◆ **REQUEST**:
Wherever the word "antisymmetric" shows up in a line, please copy that line.

◆ **SOURCE DATA**:
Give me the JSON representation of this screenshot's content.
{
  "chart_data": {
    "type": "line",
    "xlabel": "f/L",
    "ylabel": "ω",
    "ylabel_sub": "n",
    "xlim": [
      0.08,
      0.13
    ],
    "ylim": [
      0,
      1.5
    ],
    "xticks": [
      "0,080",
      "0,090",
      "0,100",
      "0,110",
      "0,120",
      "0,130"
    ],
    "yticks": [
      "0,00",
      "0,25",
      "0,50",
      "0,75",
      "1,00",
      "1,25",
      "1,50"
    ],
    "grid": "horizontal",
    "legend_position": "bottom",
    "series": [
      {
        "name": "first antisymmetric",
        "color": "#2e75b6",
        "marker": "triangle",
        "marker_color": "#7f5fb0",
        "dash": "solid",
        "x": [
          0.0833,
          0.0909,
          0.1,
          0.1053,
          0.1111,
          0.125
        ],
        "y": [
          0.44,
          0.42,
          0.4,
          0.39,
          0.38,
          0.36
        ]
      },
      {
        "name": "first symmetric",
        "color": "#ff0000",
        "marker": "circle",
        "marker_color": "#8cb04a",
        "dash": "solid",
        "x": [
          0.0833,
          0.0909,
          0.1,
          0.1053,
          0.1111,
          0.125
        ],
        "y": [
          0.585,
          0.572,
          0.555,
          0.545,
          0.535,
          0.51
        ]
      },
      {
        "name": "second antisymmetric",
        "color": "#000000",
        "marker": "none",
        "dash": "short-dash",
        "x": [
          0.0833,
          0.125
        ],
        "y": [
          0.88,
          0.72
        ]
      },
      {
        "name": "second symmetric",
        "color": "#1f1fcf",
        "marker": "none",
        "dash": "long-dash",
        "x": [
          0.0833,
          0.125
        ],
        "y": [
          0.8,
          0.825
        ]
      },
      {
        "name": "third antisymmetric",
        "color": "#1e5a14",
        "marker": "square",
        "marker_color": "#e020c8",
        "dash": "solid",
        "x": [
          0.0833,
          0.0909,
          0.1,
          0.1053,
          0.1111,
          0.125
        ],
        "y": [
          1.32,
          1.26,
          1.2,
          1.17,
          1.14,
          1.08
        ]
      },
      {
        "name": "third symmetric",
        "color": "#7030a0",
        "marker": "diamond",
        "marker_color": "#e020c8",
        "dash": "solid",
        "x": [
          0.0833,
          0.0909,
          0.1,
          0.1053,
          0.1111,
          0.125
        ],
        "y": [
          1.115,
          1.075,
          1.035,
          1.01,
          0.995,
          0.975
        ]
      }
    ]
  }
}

◆ **TASK ANSWER**:
        "name": "first antisymmetric",
        "name": "second antisymmetric",
        "name": "third antisymmetric",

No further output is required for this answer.